(Records from a data source)

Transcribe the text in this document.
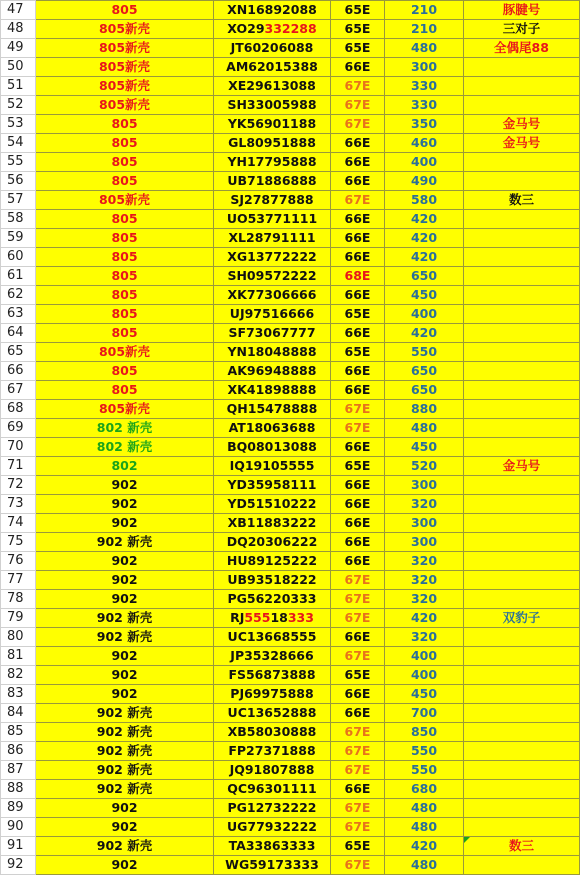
47	805	XN16892088	65E	210	豚腱号
48	805新壳	XO29332288	65E	210	三对子
49	805新壳	JT60206088	65E	480	全偶尾88
50	805新壳	AM62015388	66E	300	
51	805新壳	XE29613088	67E	330	
52	805新壳	SH33005988	67E	330	
53	805	YK56901188	67E	350	金马号
54	805	GL80951888	66E	460	金马号
55	805	YH17795888	66E	400	
56	805	UB71886888	66E	490	
57	805新壳	SJ27877888	67E	580	数三
58	805	UO53771111	66E	420	
59	805	XL28791111	66E	420	
60	805	XG13772222	66E	420	
61	805	SH09572222	68E	650	
62	805	XK77306666	66E	450	
63	805	UJ97516666	65E	400	
64	805	SF73067777	66E	420	
65	805新壳	YN18048888	65E	550	
66	805	AK96948888	66E	650	
67	805	XK41898888	66E	650	
68	805新壳	QH15478888	67E	880	
69	802 新壳	AT18063688	67E	480	
70	802 新壳	BQ08013088	66E	450	
71	802	IQ19105555	65E	520	金马号
72	902	YD35958111	66E	300	
73	902	YD51510222	66E	320	
74	902	XB11883222	66E	300	
75	902 新壳	DQ20306222	66E	300	
76	902	HU89125222	66E	320	
77	902	UB93518222	67E	320	
78	902	PG56220333	67E	320	
79	902 新壳	RJ55518333	67E	420	双豹子
80	902 新壳	UC13668555	66E	320	
81	902	JP35328666	67E	400	
82	902	FS56873888	65E	400	
83	902	PJ69975888	66E	450	
84	902 新壳	UC13652888	66E	700	
85	902 新壳	XB58030888	67E	850	
86	902 新壳	FP27371888	67E	550	
87	902 新壳	JQ91807888	67E	550	
88	902 新壳	QC96301111	66E	680	
89	902	PG12732222	67E	480	
90	902	UG77932222	67E	480	
91	902 新壳	TA33863333	65E	420	数三
92	902	WG59173333	67E	480	
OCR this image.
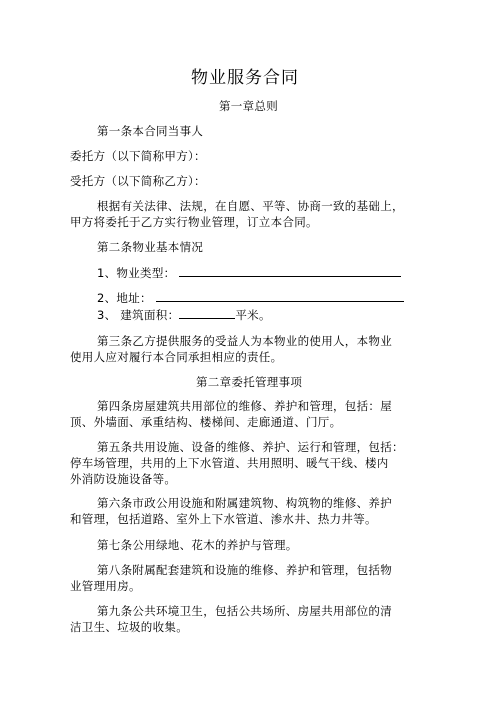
物业服务合同
第一章总则
第一条本合同当事人
委托方（以下简称甲方）：
受托方（以下简称乙方）：
根据有关法律、法规，在自愿、平等、协商一致的基础上，
甲方将委托于乙方实行物业管理，订立本合同。
第二条物业基本情况
1、物业类型：
2、地址：
3、 建筑面积：	平米。
第三条乙方提供服务的受益人为本物业的使用人，本物业
使用人应对履行本合同承担相应的责任。
第二章委托管理事项
第四条房屋建筑共用部位的维修、养护和管理，包括：屋
顶、外墙面、承重结构、楼梯间、走廊通道、门厅。
第五条共用设施、设备的维修、养护、运行和管理，包括：
停车场管理，共用的上下水管道、共用照明、暖气干线、楼内
外消防设施设备等。
第六条市政公用设施和附属建筑物、构筑物的维修、养护
和管理，包括道路、室外上下水管道、渗水井、热力井等。
第七条公用绿地、花木的养护与管理。
第八条附属配套建筑和设施的维修、养护和管理，包括物
业管理用房。
第九条公共环境卫生，包括公共场所、房屋共用部位的清
洁卫生、垃圾的收集。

Problem requirements: Begin with the line containing "OCR this image." and end with the final line of the data, printing those lines exactly and only; pictures are left out.

Completed task:
OCR this image.
物业服务合同
第一章总则
第一条本合同当事人
委托方（以下简称甲方）：
受托方（以下简称乙方）：
根据有关法律、法规，在自愿、平等、协商一致的基础上，
甲方将委托于乙方实行物业管理，订立本合同。
第二条物业基本情况
1、物业类型：
2、地址：
3、 建筑面积：	平米。
第三条乙方提供服务的受益人为本物业的使用人，本物业
使用人应对履行本合同承担相应的责任。
第二章委托管理事项
第四条房屋建筑共用部位的维修、养护和管理，包括：屋
顶、外墙面、承重结构、楼梯间、走廊通道、门厅。
第五条共用设施、设备的维修、养护、运行和管理，包括：
停车场管理，共用的上下水管道、共用照明、暖气干线、楼内
外消防设施设备等。
第六条市政公用设施和附属建筑物、构筑物的维修、养护
和管理，包括道路、室外上下水管道、渗水井、热力井等。
第七条公用绿地、花木的养护与管理。
第八条附属配套建筑和设施的维修、养护和管理，包括物
业管理用房。
第九条公共环境卫生，包括公共场所、房屋共用部位的清
洁卫生、垃圾的收集。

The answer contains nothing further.